▸ Source excerpt
· · ·
R2 Files loading Blank Page
I've had a bunch of foldered files that make up a training course package stored in R2 for a while (over a year). At the root of the folder is an html file (index.html or story.html) that when accessed would load the training material using the other files within the folder structure. This has worked for over a year until this week it all stopped working.
I've tried:
-deleting the files and re-uploading
-messing with CORS
-creating a fresh bucket
-tried multiple methods of uploading (GUI, API, S3-Browser, CyberDuck)
Nothing seems to work and the only errors i get are 404 for select files that the index.html is trying to call within the same folder.
I suspect this is related to multipart upload issues but I cannot get the files to upload correctly, which i note was not an issue in the past. This also doesn't explain why the previous batch of uploaded folders/files that were working all the sudden stopped.
Looking for guidence on how i should be uploading these files correctly so that it completes with all files in there correct place.
For references the total folder size is 400+MB with about 200+ individual files ranging from bytes/kbs all the way to 1, 5, 10, or even 50MB for some videos and pictures. Hence the need for proper Multipart Uploading.
Outside of that, looking for any insight as to what might have changed on CF's and how they are handling html files stored and served from R2?
· · ·
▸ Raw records
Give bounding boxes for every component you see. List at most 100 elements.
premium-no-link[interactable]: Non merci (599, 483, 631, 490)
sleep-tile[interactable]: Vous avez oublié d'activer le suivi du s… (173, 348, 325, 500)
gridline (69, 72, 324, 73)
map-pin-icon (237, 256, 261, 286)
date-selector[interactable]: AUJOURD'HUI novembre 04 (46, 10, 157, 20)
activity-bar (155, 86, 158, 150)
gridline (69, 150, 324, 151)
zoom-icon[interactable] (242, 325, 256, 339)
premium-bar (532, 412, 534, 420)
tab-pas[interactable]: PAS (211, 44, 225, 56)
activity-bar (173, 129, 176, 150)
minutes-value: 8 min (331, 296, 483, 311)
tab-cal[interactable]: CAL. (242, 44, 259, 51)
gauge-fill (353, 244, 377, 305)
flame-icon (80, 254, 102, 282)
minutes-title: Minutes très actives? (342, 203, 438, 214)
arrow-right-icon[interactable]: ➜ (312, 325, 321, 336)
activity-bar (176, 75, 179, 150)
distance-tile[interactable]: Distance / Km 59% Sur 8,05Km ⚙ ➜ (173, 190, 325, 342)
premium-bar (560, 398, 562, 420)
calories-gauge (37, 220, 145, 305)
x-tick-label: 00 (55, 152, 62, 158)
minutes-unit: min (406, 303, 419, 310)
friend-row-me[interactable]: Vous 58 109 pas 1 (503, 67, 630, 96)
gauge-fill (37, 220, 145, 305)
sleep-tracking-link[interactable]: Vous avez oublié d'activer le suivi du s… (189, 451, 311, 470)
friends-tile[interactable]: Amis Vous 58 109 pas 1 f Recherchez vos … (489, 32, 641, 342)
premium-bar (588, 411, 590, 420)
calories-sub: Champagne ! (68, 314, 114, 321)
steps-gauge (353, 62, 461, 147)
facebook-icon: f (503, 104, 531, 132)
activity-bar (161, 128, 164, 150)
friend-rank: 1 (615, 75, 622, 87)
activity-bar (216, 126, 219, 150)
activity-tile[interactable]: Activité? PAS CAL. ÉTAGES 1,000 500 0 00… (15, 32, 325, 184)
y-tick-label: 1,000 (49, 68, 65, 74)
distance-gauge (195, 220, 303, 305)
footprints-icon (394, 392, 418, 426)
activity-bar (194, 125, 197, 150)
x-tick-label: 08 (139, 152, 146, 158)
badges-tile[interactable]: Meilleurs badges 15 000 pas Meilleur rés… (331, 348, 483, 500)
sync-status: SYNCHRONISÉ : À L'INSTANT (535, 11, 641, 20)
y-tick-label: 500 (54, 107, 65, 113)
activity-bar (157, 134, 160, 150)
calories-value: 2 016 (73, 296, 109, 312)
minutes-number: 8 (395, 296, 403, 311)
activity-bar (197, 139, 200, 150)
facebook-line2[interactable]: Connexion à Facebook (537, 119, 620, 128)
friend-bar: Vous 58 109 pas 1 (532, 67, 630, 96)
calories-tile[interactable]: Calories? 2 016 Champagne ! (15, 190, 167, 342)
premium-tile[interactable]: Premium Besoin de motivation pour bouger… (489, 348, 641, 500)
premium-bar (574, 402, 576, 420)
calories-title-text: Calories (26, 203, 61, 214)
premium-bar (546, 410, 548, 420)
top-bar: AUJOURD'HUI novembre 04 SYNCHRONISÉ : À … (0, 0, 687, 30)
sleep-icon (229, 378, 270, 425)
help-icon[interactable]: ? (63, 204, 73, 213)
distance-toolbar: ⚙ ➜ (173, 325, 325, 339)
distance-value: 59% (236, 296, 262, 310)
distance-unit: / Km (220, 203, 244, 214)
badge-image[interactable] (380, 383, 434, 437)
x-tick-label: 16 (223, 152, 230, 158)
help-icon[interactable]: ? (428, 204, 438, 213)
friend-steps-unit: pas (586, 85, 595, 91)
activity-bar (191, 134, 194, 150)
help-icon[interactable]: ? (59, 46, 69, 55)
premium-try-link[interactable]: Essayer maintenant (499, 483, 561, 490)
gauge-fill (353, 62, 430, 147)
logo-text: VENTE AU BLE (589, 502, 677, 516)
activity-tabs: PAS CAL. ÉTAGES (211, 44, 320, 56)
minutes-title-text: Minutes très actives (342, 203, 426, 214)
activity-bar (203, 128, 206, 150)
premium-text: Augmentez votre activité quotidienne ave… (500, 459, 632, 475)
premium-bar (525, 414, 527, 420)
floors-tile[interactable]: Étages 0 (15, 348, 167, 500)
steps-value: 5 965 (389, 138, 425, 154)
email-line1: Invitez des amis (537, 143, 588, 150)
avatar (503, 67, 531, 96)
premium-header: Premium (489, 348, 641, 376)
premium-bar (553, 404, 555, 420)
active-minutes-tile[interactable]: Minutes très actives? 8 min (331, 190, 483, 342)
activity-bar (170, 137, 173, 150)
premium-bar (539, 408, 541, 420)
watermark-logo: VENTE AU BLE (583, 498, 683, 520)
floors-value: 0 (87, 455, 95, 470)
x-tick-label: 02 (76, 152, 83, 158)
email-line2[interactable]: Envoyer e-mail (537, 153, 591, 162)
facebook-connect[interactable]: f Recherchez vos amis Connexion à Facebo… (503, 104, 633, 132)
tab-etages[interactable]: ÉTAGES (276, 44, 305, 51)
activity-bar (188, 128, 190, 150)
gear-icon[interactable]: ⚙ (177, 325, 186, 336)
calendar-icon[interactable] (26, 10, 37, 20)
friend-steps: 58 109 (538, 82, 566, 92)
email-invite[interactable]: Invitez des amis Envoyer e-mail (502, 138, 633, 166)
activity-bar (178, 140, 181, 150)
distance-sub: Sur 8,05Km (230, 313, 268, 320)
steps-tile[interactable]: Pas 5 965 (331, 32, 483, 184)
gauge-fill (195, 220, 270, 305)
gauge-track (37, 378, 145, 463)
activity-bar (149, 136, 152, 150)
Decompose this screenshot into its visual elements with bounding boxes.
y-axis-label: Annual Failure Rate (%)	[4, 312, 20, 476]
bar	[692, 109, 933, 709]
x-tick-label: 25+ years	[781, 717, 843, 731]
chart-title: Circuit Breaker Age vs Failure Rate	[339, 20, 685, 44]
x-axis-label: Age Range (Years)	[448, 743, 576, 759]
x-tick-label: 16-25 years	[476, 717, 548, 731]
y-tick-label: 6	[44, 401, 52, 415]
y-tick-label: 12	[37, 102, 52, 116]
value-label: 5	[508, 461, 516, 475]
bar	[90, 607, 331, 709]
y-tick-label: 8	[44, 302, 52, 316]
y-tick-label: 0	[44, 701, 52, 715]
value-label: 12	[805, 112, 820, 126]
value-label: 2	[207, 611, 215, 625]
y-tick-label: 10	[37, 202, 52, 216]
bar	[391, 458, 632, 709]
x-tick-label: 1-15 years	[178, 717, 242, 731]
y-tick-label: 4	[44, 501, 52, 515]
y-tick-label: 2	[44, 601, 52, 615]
· · ·
▸ Problems and tasks
1 – According to the R2 forum post, what is the total size of the training course folder?
2 – Resume the R2 forum post after its final sentence.
The listing is separate material and not part of the R2 forum post.

▸ Per-task outputs
1 – It is over 400 MB.

2 –
24 Replies
Did you get this working? I saw you asked some questions in #r2
rclone is indeed a really helpful and useful tool that should just work, shouldn't even need to mess with its settings for simple transfers
For references the total folder size is 400+MB with about 200+ individual files ranging from bytes/kbs all the way to 1, 5, 10, or even 50MB for some videos and pictures. Hence the need for proper Multipart Uploading.You don't even need to use multipart up to 5 GiB, although some tools will ahead of that limit for performance and stopping entire reuploads.
Outside of that, looking for any insight as to what might have changed on CF's and how they are handling html files stored and served from R2?Nothing recently
Hey, so far I haven't been able to get things working. Or at least working in a way like they were before with R2. I got all the rsync commands going but like you said there probably wasn't a need for that. I've resorted to using Linodes S3 obj storage for now as that seems to work with the same folders and same rsync upload cmd (plus needing to set files to public read). But for now I can't get those files to render and get 404 or 400's for select files in the folder structure when loading the index.html file.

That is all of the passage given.